Work request » In which lines of the data does the string "upper" appear? Copy every one.

[Start of Attachment]

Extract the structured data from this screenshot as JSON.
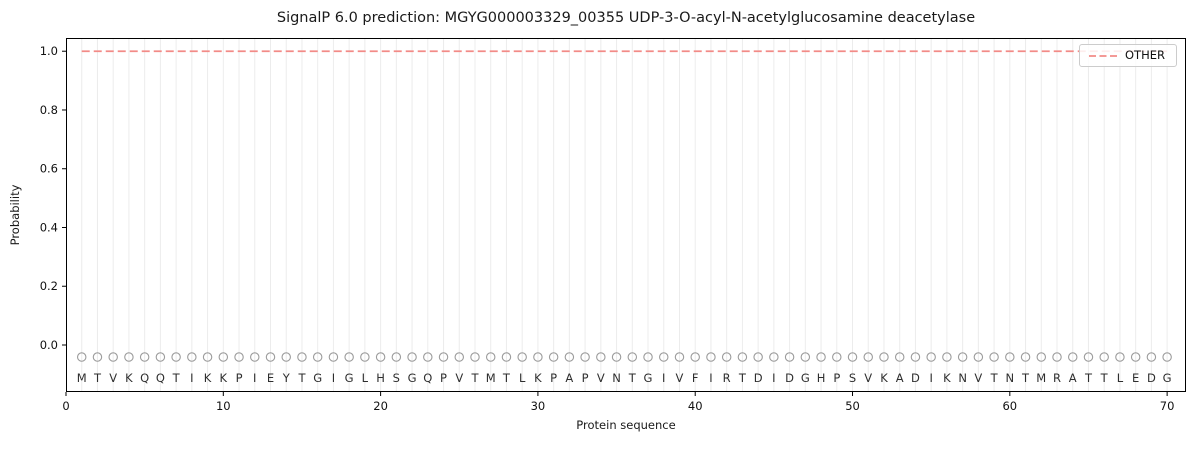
{
  "legend": {
    "position": "upper-right",
    "items": [
      {
        "label": "OTHER",
        "line_color": "#f28b87",
        "line_style": "dashed"
      }
    ]
  },
  "chart_data": {
    "type": "line",
    "title": "SignalP 6.0 prediction: MGYG000003329_00355 UDP-3-O-acyl-N-acetylglucosamine deacetylase",
    "xlabel": "Protein sequence",
    "ylabel": "Probability",
    "xlim": [
      0,
      71.2
    ],
    "ylim": [
      -0.16,
      1.045
    ],
    "x_ticks": [
      0,
      10,
      20,
      30,
      40,
      50,
      60,
      70
    ],
    "y_ticks": [
      0.0,
      0.2,
      0.4,
      0.6,
      0.8,
      1.0
    ],
    "grid": "faint vertical gridline at every residue position, no horizontal gridlines",
    "legend_position": "upper-right",
    "sequence": "MTVKQQTIKKPIEYTGIGLHSGQPVTMTLKPAPVNTGIVFIRTDIDGHPSVKADIKNVTNTMRATTLEDG",
    "sequence_length": 70,
    "series": [
      {
        "name": "OTHER",
        "style": "dashed",
        "color": "#f28b87",
        "constant_y": 1.0,
        "x_start": 1,
        "x_end": 70
      }
    ],
    "marker_row": {
      "symbol": "open-circle",
      "y": -0.041,
      "color": "#9c9c9c"
    },
    "letter_row": {
      "y": -0.112,
      "color": "#2e2e2e"
    },
    "colors": {
      "grid": "#ececec",
      "spine": "#000000",
      "tick_label": "#111111"
    }
  }
}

[End of Attachment]

Answer section »
    "position": "upper-right",
    "legend_position": "upper-right",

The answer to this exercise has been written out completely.